## SOURCE DOCUMENT

[START]

Jeff Lunden

Jeff Lunden is a freelance arts reporter and producer whose stories have been heard on NPR's Morning Edition, All Things Considered and Weekend Edition, as well as on other public radio programs.

Lunden contributed several segments to the Peabody Award-winning series The NPR 100, and was producer of the NPR Music series Discoveries at Walt Disney Concert Hall, hosted by Renee Montagne. He has produced more than a dozen documentaries on musical theater and Tin Pan Alley for NPR — most recently A Place for Us: Fifty Years of West Side Story.

Other documentaries have profiled George and Ira Gershwin, Stephen Sondheim, Richard Rodgers, Oscar Hammerstein, Lorenz Hart, Harold Arlen and Jule Styne. Lunden has won several awards, including the Gold Medal from the New York Festival International Radio Broadcasting Awards and a CPB Award.

[END]

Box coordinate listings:

[START]

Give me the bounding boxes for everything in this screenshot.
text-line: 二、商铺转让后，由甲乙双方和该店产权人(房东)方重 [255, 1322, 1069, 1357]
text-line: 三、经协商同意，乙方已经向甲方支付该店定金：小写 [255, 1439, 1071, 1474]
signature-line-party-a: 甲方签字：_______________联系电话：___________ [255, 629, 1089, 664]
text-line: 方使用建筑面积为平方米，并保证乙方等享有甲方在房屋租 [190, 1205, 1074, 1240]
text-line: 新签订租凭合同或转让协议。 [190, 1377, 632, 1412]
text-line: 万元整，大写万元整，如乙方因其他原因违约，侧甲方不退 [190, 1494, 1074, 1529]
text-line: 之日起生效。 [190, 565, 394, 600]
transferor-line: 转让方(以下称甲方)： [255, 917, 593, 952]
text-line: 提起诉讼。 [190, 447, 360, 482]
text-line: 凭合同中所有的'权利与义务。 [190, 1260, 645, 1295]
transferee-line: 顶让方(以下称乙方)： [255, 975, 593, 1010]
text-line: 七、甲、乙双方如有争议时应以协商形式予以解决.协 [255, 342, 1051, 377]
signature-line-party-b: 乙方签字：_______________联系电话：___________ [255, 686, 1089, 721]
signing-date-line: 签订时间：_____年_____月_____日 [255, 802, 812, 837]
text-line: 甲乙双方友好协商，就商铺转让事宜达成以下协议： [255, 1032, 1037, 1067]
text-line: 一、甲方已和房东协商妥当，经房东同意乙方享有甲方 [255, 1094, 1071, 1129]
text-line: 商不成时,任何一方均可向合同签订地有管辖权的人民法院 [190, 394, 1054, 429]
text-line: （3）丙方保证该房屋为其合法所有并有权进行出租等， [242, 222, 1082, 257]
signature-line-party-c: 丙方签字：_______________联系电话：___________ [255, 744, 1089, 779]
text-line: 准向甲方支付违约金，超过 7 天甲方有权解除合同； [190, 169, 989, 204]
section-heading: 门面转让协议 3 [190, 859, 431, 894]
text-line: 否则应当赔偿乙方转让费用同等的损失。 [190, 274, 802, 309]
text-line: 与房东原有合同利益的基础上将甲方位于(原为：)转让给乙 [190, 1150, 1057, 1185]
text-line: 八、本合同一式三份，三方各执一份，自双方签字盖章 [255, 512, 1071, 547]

[END]

## LIST OF TASKS
• A. Please reproduce the stretch of the Jeff Lunden profile from "Other documentaries have" through "a CPB Award.".
• B. According to the Jeff Lunden profile, who hosted the NPR Music series Discoveries at Walt Disney Concert Hall?
The records aren't needed for this work.

## ANSWERS TO THE EXERCISES
• A.
Other documentaries have profiled George and Ira Gershwin, Stephen Sondheim, Richard Rodgers, Oscar Hammerstein, Lorenz Hart, Harold Arlen and Jule Styne. Lunden has won several awards, including the Gold Medal from the New York Festival International Radio Broadcasting Awards and a CPB Award.

• B. Renee Montagne